GOAL: Write the entries out again exactly as they stand, but without the pictures.

--- BEGIN ---

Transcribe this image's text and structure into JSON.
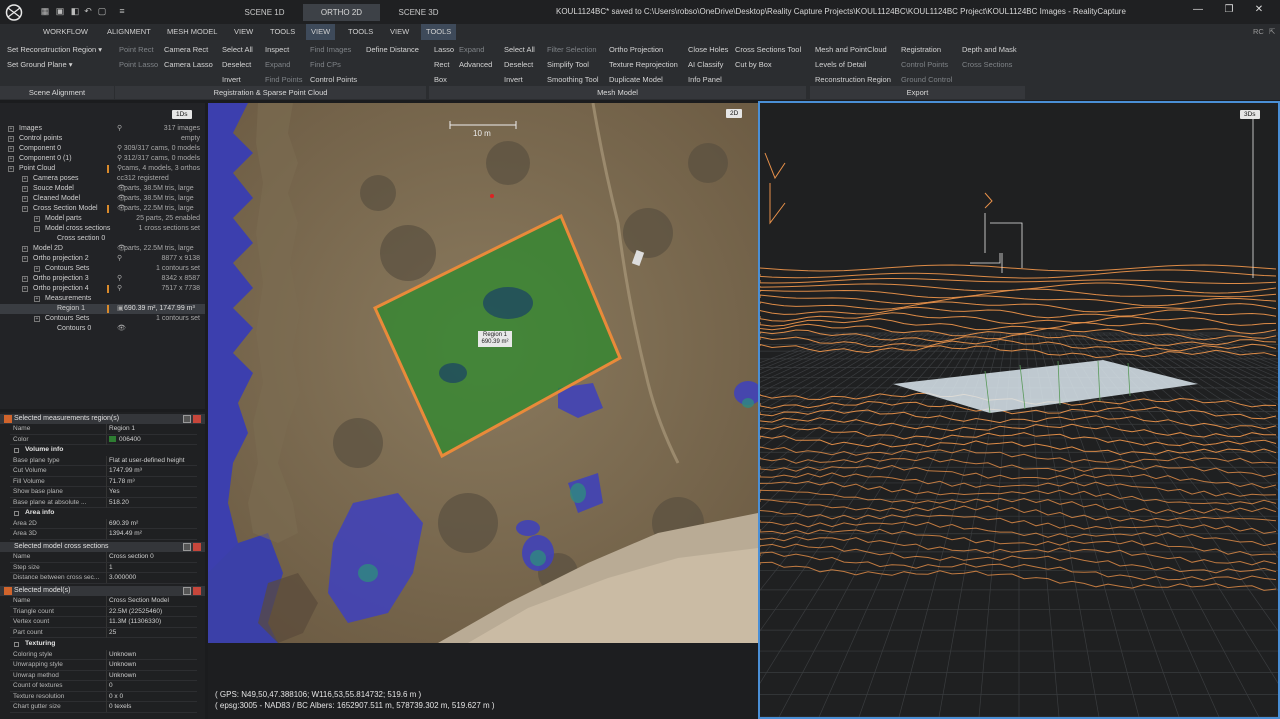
{
  "app": {
    "window_title": "KOUL1124BC* saved to  C:\\Users\\robso\\OneDrive\\Desktop\\Reality Capture Projects\\KOUL1124BC\\KOUL1124BC Project\\KOUL1124BC  Images - RealityCapture",
    "user": "RC"
  },
  "scene_tabs": [
    "SCENE 1D",
    "ORTHO 2D",
    "SCENE 3D"
  ],
  "menu": [
    "WORKFLOW",
    "ALIGNMENT",
    "MESH MODEL",
    "VIEW",
    "TOOLS",
    "VIEW",
    "TOOLS",
    "VIEW",
    "TOOLS"
  ],
  "ribbon": {
    "col1": [
      "Set Reconstruction Region",
      "Set Ground Plane"
    ],
    "col2": [
      "Point Rect",
      "Point Lasso"
    ],
    "col3": [
      "Camera Rect",
      "Camera Lasso"
    ],
    "col4": [
      "Select All",
      "Deselect",
      "Invert"
    ],
    "col5": [
      "Inspect",
      "Expand",
      "Find Points"
    ],
    "col6": [
      "Find Images",
      "Find CPs",
      "Control Points"
    ],
    "col7": [
      "Define Distance"
    ],
    "col8": [
      "Lasso",
      "Rect",
      "Box"
    ],
    "col9": [
      "Expand",
      "Advanced"
    ],
    "col10": [
      "Select All",
      "Deselect",
      "Invert"
    ],
    "col11": [
      "Filter Selection",
      "Simplify Tool",
      "Smoothing Tool"
    ],
    "col12": [
      "Ortho Projection",
      "Texture Reprojection",
      "Duplicate Model"
    ],
    "col13": [
      "Close Holes",
      "AI Classify",
      "Info Panel"
    ],
    "col14": [
      "Cross Sections Tool",
      "Cut by Box"
    ],
    "col15": [
      "Mesh and PointCloud",
      "Levels of Detail",
      "Reconstruction Region"
    ],
    "col16": [
      "Registration",
      "Control Points",
      "Ground Control"
    ],
    "col17": [
      "Depth and Mask",
      "Cross Sections"
    ],
    "groups": [
      "Scene Alignment",
      "Registration & Sparse Point Cloud",
      "Mesh Model",
      "Export"
    ]
  },
  "tree": {
    "badge": "1Ds",
    "rows": [
      {
        "label": "Images",
        "value": "317 images"
      },
      {
        "label": "Control points",
        "value": "empty"
      },
      {
        "label": "Component 0",
        "value": "309/317 cams, 0 models"
      },
      {
        "label": "Component 0 (1)",
        "value": "312/317 cams, 0 models"
      },
      {
        "label": "Point Cloud",
        "value": "cams, 4 models, 3 orthos"
      },
      {
        "label": "Camera poses",
        "value": "312 registered"
      },
      {
        "label": "Souce Model",
        "value": "parts, 38.5M tris, large"
      },
      {
        "label": "Cleaned Model",
        "value": "parts, 38.5M tris, large"
      },
      {
        "label": "Cross Section Model",
        "value": "parts, 22.5M tris, large"
      },
      {
        "label": "Model parts",
        "value": "25 parts, 25 enabled"
      },
      {
        "label": "Model cross sections",
        "value": "1 cross sections set"
      },
      {
        "label": "Cross section 0",
        "value": ""
      },
      {
        "label": "Model 2D",
        "value": "parts, 22.5M tris, large"
      },
      {
        "label": "Ortho projection 2",
        "value": "8877 x 9138"
      },
      {
        "label": "Contours Sets",
        "value": "1 contours set"
      },
      {
        "label": "Ortho projection 3",
        "value": "8342 x 8587"
      },
      {
        "label": "Ortho projection 4",
        "value": "7517 x 7738"
      },
      {
        "label": "Measurements",
        "value": ""
      },
      {
        "label": "Region 1",
        "value": "690.39 m², 1747.99 m³"
      },
      {
        "label": "Contours Sets",
        "value": "1 contours set"
      },
      {
        "label": "Contours 0",
        "value": ""
      }
    ]
  },
  "props": {
    "measure": {
      "title": "Selected measurements region(s)",
      "rows": [
        [
          "Name",
          "Region 1"
        ],
        [
          "Color",
          "006400"
        ]
      ],
      "volume_title": "Volume info",
      "volume": [
        [
          "Base plane type",
          "Flat at user-defined height"
        ],
        [
          "Cut Volume",
          "1747.99 m³"
        ],
        [
          "Fill Volume",
          "71.78 m³"
        ],
        [
          "Show base plane",
          "Yes"
        ],
        [
          "Base plane at absolute ...",
          "518.20"
        ]
      ],
      "area_title": "Area info",
      "area": [
        [
          "Area 2D",
          "690.39 m²"
        ],
        [
          "Area 3D",
          "1394.49 m²"
        ]
      ]
    },
    "cross": {
      "title": "Selected model cross sections",
      "rows": [
        [
          "Name",
          "Cross section 0"
        ],
        [
          "Step size",
          "1"
        ],
        [
          "Distance between cross sec...",
          "3.000000"
        ]
      ]
    },
    "model": {
      "title": "Selected model(s)",
      "rows": [
        [
          "Name",
          "Cross Section Model"
        ],
        [
          "Triangle count",
          "22.5M (22525460)"
        ],
        [
          "Vertex count",
          "11.3M (11306330)"
        ],
        [
          "Part count",
          "25"
        ]
      ],
      "tex_title": "Texturing",
      "tex": [
        [
          "Coloring style",
          "Unknown"
        ],
        [
          "Unwrapping style",
          "Unknown"
        ],
        [
          "Unwrap method",
          "Unknown"
        ],
        [
          "Count of textures",
          "0"
        ],
        [
          "Texture resolution",
          "0 x 0"
        ],
        [
          "Chart gutter size",
          "0 texels"
        ]
      ]
    }
  },
  "view2d": {
    "tag": "2D",
    "scale": "10 m",
    "region_label": "Region 1",
    "region_value": "690.39 m²",
    "gps1": "( GPS: N49,50,47.388106; W116,53,55.814732; 519.6 m )",
    "gps2": "( epsg:3005 - NAD83 / BC Albers: 1652907.511 m, 578739.302 m, 519.627 m )"
  },
  "view3d": {
    "tag": "3Ds"
  },
  "colors": {
    "region_fill": "#2e8a2e",
    "region_border": "#e98a3a",
    "contour": "#e8914a",
    "active_border": "#4a8fd6"
  }
}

--- END ---

CORRECT OUTPUT:
Transcribe this image's text and structure into JSON.
{
  "app": {
    "window_title": "KOUL1124BC* saved to  C:\\Users\\robso\\OneDrive\\Desktop\\Reality Capture Projects\\KOUL1124BC\\KOUL1124BC Project\\KOUL1124BC  Images - RealityCapture",
    "user": "RC"
  },
  "scene_tabs": [
    "SCENE 1D",
    "ORTHO 2D",
    "SCENE 3D"
  ],
  "menu": [
    "WORKFLOW",
    "ALIGNMENT",
    "MESH MODEL",
    "VIEW",
    "TOOLS",
    "VIEW",
    "TOOLS",
    "VIEW",
    "TOOLS"
  ],
  "ribbon": {
    "col1": [
      "Set Reconstruction Region",
      "Set Ground Plane"
    ],
    "col2": [
      "Point Rect",
      "Point Lasso"
    ],
    "col3": [
      "Camera Rect",
      "Camera Lasso"
    ],
    "col4": [
      "Select All",
      "Deselect",
      "Invert"
    ],
    "col5": [
      "Inspect",
      "Expand",
      "Find Points"
    ],
    "col6": [
      "Find Images",
      "Find CPs",
      "Control Points"
    ],
    "col7": [
      "Define Distance"
    ],
    "col8": [
      "Lasso",
      "Rect",
      "Box"
    ],
    "col9": [
      "Expand",
      "Advanced"
    ],
    "col10": [
      "Select All",
      "Deselect",
      "Invert"
    ],
    "col11": [
      "Filter Selection",
      "Simplify Tool",
      "Smoothing Tool"
    ],
    "col12": [
      "Ortho Projection",
      "Texture Reprojection",
      "Duplicate Model"
    ],
    "col13": [
      "Close Holes",
      "AI Classify",
      "Info Panel"
    ],
    "col14": [
      "Cross Sections Tool",
      "Cut by Box"
    ],
    "col15": [
      "Mesh and PointCloud",
      "Levels of Detail",
      "Reconstruction Region"
    ],
    "col16": [
      "Registration",
      "Control Points",
      "Ground Control"
    ],
    "col17": [
      "Depth and Mask",
      "Cross Sections"
    ],
    "groups": [
      "Scene Alignment",
      "Registration & Sparse Point Cloud",
      "Mesh Model",
      "Export"
    ]
  },
  "tree": {
    "badge": "1Ds",
    "rows": [
      {
        "label": "Images",
        "value": "317 images"
      },
      {
        "label": "Control points",
        "value": "empty"
      },
      {
        "label": "Component 0",
        "value": "309/317 cams, 0 models"
      },
      {
        "label": "Component 0 (1)",
        "value": "312/317 cams, 0 models"
      },
      {
        "label": "Point Cloud",
        "value": "cams, 4 models, 3 orthos"
      },
      {
        "label": "Camera poses",
        "value": "312 registered"
      },
      {
        "label": "Souce Model",
        "value": "parts, 38.5M tris, large"
      },
      {
        "label": "Cleaned Model",
        "value": "parts, 38.5M tris, large"
      },
      {
        "label": "Cross Section Model",
        "value": "parts, 22.5M tris, large"
      },
      {
        "label": "Model parts",
        "value": "25 parts, 25 enabled"
      },
      {
        "label": "Model cross sections",
        "value": "1 cross sections set"
      },
      {
        "label": "Cross section 0",
        "value": ""
      },
      {
        "label": "Model 2D",
        "value": "parts, 22.5M tris, large"
      },
      {
        "label": "Ortho projection 2",
        "value": "8877 x 9138"
      },
      {
        "label": "Contours Sets",
        "value": "1 contours set"
      },
      {
        "label": "Ortho projection 3",
        "value": "8342 x 8587"
      },
      {
        "label": "Ortho projection 4",
        "value": "7517 x 7738"
      },
      {
        "label": "Measurements",
        "value": ""
      },
      {
        "label": "Region 1",
        "value": "690.39 m², 1747.99 m³"
      },
      {
        "label": "Contours Sets",
        "value": "1 contours set"
      },
      {
        "label": "Contours 0",
        "value": ""
      }
    ]
  },
  "props": {
    "measure": {
      "title": "Selected measurements region(s)",
      "rows": [
        [
          "Name",
          "Region 1"
        ],
        [
          "Color",
          "006400"
        ]
      ],
      "volume_title": "Volume info",
      "volume": [
        [
          "Base plane type",
          "Flat at user-defined height"
        ],
        [
          "Cut Volume",
          "1747.99 m³"
        ],
        [
          "Fill Volume",
          "71.78 m³"
        ],
        [
          "Show base plane",
          "Yes"
        ],
        [
          "Base plane at absolute ...",
          "518.20"
        ]
      ],
      "area_title": "Area info",
      "area": [
        [
          "Area 2D",
          "690.39 m²"
        ],
        [
          "Area 3D",
          "1394.49 m²"
        ]
      ]
    },
    "cross": {
      "title": "Selected model cross sections",
      "rows": [
        [
          "Name",
          "Cross section 0"
        ],
        [
          "Step size",
          "1"
        ],
        [
          "Distance between cross sec...",
          "3.000000"
        ]
      ]
    },
    "model": {
      "title": "Selected model(s)",
      "rows": [
        [
          "Name",
          "Cross Section Model"
        ],
        [
          "Triangle count",
          "22.5M (22525460)"
        ],
        [
          "Vertex count",
          "11.3M (11306330)"
        ],
        [
          "Part count",
          "25"
        ]
      ],
      "tex_title": "Texturing",
      "tex": [
        [
          "Coloring style",
          "Unknown"
        ],
        [
          "Unwrapping style",
          "Unknown"
        ],
        [
          "Unwrap method",
          "Unknown"
        ],
        [
          "Count of textures",
          "0"
        ],
        [
          "Texture resolution",
          "0 x 0"
        ],
        [
          "Chart gutter size",
          "0 texels"
        ]
      ]
    }
  },
  "view2d": {
    "tag": "2D",
    "scale": "10 m",
    "region_label": "Region 1",
    "region_value": "690.39 m²",
    "gps1": "( GPS: N49,50,47.388106; W116,53,55.814732; 519.6 m )",
    "gps2": "( epsg:3005 - NAD83 / BC Albers: 1652907.511 m, 578739.302 m, 519.627 m )"
  },
  "view3d": {
    "tag": "3Ds"
  },
  "colors": {
    "region_fill": "#2e8a2e",
    "region_border": "#e98a3a",
    "contour": "#e8914a",
    "active_border": "#4a8fd6"
  }
}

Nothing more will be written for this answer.